**WHAT THE TASK REQUIRES:**
Set down each record exactly as written.
----- PROVIDED RECORDS -----
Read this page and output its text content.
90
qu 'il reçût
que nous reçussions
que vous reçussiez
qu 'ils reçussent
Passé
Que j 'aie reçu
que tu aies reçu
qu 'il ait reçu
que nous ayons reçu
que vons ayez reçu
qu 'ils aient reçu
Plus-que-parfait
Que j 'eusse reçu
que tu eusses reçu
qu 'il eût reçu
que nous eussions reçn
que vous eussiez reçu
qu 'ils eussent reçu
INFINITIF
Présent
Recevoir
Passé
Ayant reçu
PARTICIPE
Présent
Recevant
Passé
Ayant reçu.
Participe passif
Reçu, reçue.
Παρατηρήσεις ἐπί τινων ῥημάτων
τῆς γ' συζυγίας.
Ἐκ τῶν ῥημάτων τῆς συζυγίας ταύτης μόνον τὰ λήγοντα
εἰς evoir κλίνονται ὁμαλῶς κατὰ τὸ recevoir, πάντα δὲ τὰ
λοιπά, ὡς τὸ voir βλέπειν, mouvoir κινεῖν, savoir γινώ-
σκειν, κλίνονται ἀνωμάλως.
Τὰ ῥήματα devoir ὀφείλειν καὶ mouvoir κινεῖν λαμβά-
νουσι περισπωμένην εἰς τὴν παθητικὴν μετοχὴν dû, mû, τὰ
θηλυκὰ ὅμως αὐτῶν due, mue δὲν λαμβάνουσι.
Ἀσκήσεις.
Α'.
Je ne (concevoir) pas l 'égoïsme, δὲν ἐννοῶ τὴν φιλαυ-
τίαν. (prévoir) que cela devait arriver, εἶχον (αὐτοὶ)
-----
**COMPLETE OUTPUT:**
Read this page and output its text content.
90
qu 'il reçût
que nous reçussions
que vous reçussiez
qu 'ils reçussent
Passé
Que j 'aie reçu
que tu aies reçu
qu 'il ait reçu
que nous ayons reçu
que vons ayez reçu
qu 'ils aient reçu
Plus-que-parfait
Que j 'eusse reçu
que tu eusses reçu
qu 'il eût reçu
que nous eussions reçn
que vous eussiez reçu
qu 'ils eussent reçu
INFINITIF
Présent
Recevoir
Passé
Ayant reçu
PARTICIPE
Présent
Recevant
Passé
Ayant reçu.
Participe passif
Reçu, reçue.
Παρατηρήσεις ἐπί τινων ῥημάτων
τῆς γ' συζυγίας.
Ἐκ τῶν ῥημάτων τῆς συζυγίας ταύτης μόνον τὰ λήγοντα
εἰς evoir κλίνονται ὁμαλῶς κατὰ τὸ recevoir, πάντα δὲ τὰ
λοιπά, ὡς τὸ voir βλέπειν, mouvoir κινεῖν, savoir γινώ-
σκειν, κλίνονται ἀνωμάλως.
Τὰ ῥήματα devoir ὀφείλειν καὶ mouvoir κινεῖν λαμβά-
νουσι περισπωμένην εἰς τὴν παθητικὴν μετοχὴν dû, mû, τὰ
θηλυκὰ ὅμως αὐτῶν due, mue δὲν λαμβάνουσι.
Ἀσκήσεις.
Α'.
Je ne (concevoir) pas l 'égoïsme, δὲν ἐννοῶ τὴν φιλαυ-
τίαν. (prévoir) que cela devait arriver, εἶχον (αὐτοὶ)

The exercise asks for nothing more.